Look through the lines below and extract any with the word "XAUUSD".

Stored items
§
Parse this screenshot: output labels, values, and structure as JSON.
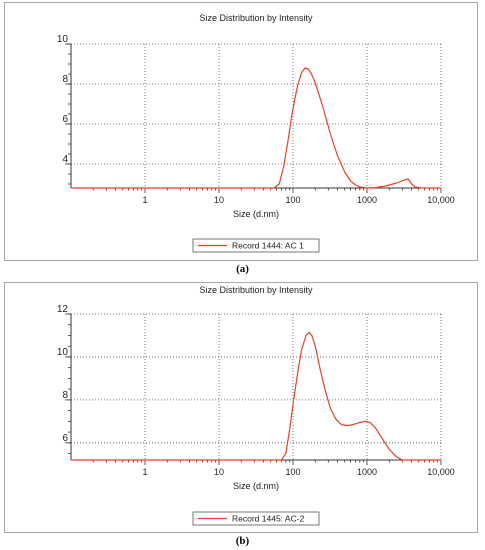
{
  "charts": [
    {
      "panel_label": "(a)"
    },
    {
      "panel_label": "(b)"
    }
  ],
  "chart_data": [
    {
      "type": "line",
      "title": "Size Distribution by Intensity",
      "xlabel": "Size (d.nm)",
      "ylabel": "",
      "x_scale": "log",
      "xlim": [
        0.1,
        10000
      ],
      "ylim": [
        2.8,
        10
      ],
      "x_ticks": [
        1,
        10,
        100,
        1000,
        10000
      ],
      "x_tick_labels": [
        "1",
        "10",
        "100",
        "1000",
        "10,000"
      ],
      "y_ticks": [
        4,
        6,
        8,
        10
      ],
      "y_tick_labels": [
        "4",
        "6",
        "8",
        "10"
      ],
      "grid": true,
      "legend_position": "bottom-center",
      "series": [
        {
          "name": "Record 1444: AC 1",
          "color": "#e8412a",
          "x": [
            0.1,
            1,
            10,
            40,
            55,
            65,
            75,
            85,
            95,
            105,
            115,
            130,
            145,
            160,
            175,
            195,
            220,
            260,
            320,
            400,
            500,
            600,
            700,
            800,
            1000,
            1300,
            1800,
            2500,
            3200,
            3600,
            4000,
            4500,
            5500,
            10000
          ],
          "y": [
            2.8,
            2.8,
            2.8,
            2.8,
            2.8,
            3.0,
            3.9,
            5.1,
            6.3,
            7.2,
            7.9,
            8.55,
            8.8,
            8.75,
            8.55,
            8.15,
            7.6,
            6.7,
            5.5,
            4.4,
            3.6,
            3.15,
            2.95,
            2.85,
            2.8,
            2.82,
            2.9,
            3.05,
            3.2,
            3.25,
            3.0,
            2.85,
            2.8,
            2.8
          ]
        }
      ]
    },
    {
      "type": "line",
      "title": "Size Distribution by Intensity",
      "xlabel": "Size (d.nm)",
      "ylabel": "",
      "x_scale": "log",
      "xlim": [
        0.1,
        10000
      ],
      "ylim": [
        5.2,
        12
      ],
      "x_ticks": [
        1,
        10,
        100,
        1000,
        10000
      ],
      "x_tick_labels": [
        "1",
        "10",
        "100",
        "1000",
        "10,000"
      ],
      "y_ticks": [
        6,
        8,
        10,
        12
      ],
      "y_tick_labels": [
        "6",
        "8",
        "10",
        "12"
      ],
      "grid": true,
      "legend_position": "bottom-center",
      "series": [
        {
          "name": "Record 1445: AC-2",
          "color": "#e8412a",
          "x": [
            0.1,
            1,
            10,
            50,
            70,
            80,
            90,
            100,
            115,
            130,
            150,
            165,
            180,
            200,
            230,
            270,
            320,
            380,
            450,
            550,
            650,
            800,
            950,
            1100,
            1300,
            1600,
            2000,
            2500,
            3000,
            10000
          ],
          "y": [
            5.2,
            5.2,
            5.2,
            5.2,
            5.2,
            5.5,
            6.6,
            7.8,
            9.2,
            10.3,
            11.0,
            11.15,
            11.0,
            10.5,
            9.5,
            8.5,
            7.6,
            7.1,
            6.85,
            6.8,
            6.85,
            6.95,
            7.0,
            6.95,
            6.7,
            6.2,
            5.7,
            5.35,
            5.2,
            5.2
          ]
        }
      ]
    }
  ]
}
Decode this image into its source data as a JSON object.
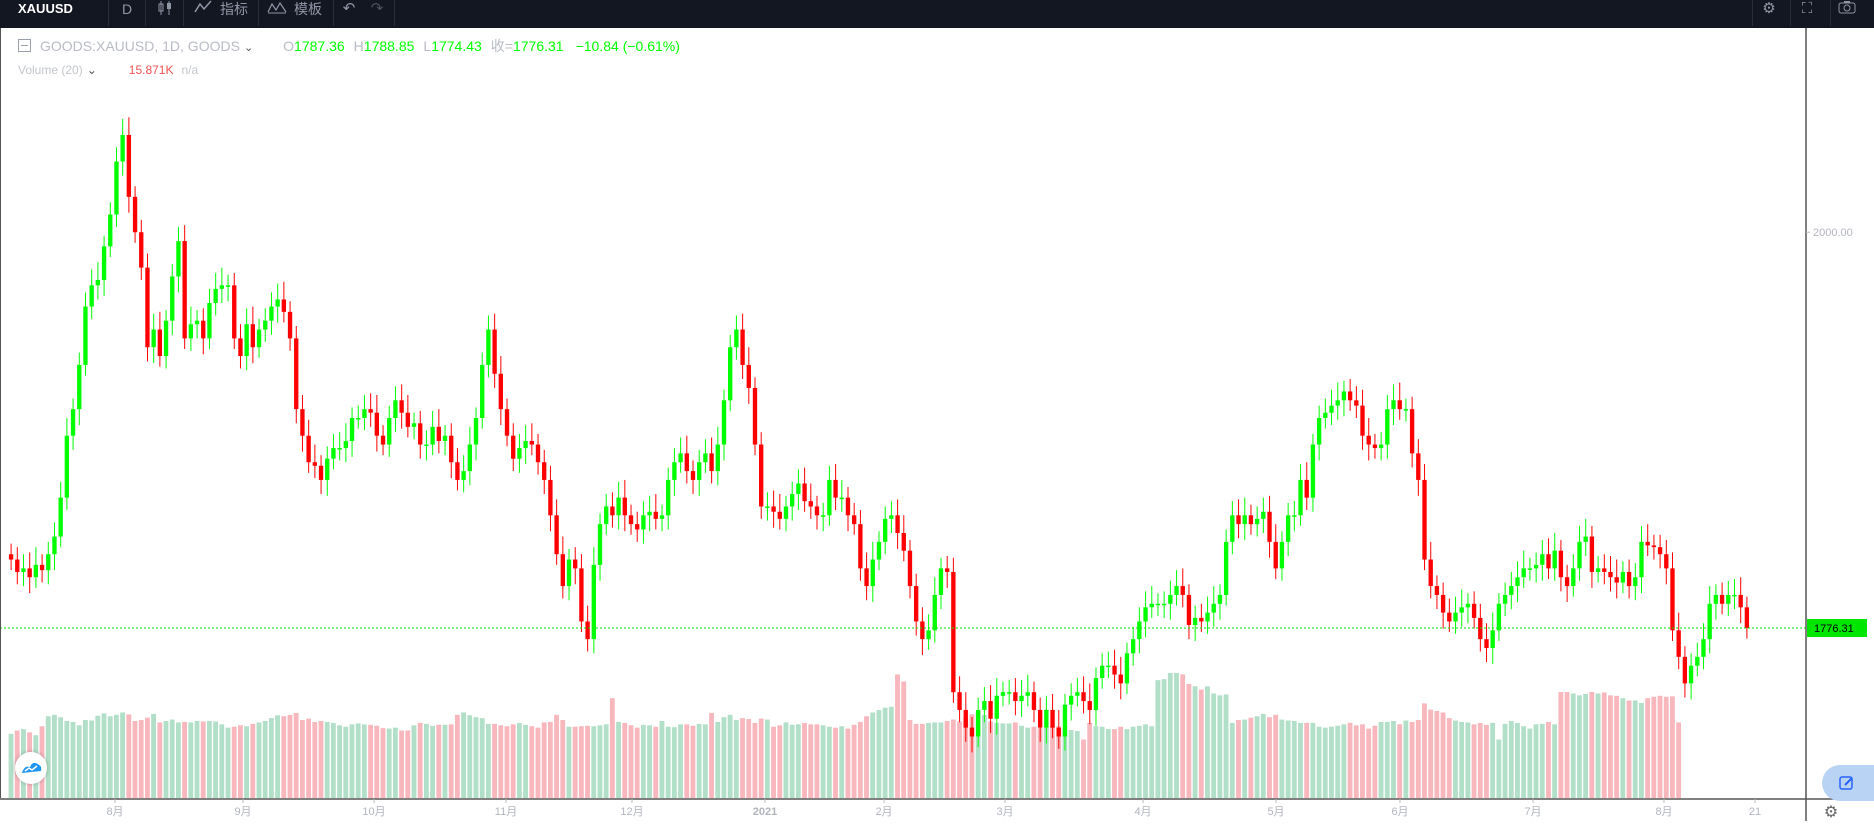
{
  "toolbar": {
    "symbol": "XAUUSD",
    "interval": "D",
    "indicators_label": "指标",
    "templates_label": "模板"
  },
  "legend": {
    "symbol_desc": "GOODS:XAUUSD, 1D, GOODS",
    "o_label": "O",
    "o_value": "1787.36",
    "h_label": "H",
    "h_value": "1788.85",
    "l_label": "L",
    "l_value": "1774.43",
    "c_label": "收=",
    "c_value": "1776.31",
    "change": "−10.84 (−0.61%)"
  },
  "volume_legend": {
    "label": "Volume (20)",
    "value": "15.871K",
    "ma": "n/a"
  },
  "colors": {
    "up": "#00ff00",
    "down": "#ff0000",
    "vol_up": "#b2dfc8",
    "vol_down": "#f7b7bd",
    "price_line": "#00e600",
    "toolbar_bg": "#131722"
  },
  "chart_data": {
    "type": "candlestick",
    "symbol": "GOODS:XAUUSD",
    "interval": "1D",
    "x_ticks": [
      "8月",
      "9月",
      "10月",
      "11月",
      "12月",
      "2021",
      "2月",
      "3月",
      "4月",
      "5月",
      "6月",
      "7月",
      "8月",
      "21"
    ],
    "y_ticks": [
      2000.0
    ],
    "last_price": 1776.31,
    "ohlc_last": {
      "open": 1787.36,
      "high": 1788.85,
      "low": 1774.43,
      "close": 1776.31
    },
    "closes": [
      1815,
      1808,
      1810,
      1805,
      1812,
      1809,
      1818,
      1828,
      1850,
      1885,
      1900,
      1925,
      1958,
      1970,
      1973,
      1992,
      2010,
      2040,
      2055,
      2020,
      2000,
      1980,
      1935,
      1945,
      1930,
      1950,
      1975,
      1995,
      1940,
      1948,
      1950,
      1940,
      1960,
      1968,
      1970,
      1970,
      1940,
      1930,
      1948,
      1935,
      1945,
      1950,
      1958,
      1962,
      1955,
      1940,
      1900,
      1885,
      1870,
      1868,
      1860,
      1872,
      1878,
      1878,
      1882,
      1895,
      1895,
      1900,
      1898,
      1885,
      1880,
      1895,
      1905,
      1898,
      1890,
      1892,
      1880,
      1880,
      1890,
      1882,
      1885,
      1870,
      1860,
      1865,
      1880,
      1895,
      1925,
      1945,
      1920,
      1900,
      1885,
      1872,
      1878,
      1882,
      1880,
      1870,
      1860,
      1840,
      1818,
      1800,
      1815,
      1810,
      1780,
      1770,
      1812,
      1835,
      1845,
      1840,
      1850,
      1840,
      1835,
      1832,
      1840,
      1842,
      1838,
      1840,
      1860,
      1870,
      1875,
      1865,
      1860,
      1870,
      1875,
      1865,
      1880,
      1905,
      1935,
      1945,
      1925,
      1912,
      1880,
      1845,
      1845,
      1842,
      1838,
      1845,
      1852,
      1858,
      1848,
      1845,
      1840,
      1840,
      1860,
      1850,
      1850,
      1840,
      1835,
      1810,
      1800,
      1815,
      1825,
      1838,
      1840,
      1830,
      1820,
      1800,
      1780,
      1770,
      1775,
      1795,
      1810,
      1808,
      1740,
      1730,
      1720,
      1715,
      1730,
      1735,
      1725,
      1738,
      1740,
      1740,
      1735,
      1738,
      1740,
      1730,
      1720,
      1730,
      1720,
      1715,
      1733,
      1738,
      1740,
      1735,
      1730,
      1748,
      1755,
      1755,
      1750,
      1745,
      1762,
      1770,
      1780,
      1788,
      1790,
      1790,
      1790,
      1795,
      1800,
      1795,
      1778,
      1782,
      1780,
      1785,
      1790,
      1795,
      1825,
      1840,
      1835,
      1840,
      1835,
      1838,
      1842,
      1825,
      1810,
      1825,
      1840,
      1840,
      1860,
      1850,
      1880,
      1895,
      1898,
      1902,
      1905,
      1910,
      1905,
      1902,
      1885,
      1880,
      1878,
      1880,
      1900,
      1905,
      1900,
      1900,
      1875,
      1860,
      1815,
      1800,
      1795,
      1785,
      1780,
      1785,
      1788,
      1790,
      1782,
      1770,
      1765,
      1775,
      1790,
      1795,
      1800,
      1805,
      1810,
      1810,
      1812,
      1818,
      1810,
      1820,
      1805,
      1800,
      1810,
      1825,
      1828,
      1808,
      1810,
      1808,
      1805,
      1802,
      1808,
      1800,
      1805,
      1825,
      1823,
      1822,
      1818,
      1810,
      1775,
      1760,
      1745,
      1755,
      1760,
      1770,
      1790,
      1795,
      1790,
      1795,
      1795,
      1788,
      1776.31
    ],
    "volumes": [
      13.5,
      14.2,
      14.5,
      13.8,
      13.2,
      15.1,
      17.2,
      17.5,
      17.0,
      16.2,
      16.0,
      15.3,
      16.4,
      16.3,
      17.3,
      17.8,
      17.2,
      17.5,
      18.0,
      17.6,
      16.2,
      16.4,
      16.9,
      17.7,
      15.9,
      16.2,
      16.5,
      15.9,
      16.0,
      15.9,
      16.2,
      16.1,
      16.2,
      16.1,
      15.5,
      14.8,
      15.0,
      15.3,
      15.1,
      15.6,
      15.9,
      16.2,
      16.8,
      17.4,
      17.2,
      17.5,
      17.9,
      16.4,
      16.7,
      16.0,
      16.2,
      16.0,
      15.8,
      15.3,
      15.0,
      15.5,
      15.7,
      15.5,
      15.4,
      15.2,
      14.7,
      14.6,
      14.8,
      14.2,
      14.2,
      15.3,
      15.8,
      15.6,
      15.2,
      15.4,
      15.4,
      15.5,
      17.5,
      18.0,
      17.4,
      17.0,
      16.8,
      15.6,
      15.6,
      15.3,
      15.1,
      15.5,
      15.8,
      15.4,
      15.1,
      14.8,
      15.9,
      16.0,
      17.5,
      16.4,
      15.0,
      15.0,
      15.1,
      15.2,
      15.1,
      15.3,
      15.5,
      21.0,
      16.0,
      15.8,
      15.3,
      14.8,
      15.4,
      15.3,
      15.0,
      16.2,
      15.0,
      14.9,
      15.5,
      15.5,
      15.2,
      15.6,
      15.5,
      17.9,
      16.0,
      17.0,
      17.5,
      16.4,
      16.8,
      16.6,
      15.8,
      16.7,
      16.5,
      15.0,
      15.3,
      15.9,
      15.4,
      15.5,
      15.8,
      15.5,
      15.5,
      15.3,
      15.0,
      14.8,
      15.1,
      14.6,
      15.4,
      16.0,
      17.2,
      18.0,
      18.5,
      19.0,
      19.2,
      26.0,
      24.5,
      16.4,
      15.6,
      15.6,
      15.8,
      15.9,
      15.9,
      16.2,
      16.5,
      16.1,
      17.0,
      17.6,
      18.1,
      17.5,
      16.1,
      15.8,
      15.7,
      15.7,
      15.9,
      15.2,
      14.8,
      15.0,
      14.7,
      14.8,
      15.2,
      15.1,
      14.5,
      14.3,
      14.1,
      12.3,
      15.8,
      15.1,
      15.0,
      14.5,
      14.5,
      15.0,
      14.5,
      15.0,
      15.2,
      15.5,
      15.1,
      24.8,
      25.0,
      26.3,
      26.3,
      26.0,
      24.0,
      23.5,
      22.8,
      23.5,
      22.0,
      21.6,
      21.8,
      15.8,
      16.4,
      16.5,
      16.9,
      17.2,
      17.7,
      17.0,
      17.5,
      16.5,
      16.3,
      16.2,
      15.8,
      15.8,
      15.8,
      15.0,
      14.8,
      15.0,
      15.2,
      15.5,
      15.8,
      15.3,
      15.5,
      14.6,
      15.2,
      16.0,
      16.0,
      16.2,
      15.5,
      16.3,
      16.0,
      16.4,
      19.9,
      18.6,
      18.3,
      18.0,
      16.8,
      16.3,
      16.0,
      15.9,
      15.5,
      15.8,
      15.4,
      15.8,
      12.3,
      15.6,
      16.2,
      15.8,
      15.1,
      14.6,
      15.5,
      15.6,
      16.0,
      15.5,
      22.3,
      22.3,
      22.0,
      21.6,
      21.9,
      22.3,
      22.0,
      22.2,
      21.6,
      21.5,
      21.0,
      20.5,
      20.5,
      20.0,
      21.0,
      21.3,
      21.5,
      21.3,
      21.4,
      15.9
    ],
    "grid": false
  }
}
§
◆ Correct answer ◆
    "symbol": "XAUUSD",
    "symbol_desc": "GOODS:XAUUSD, 1D, GOODS",
    "symbol": "GOODS:XAUUSD",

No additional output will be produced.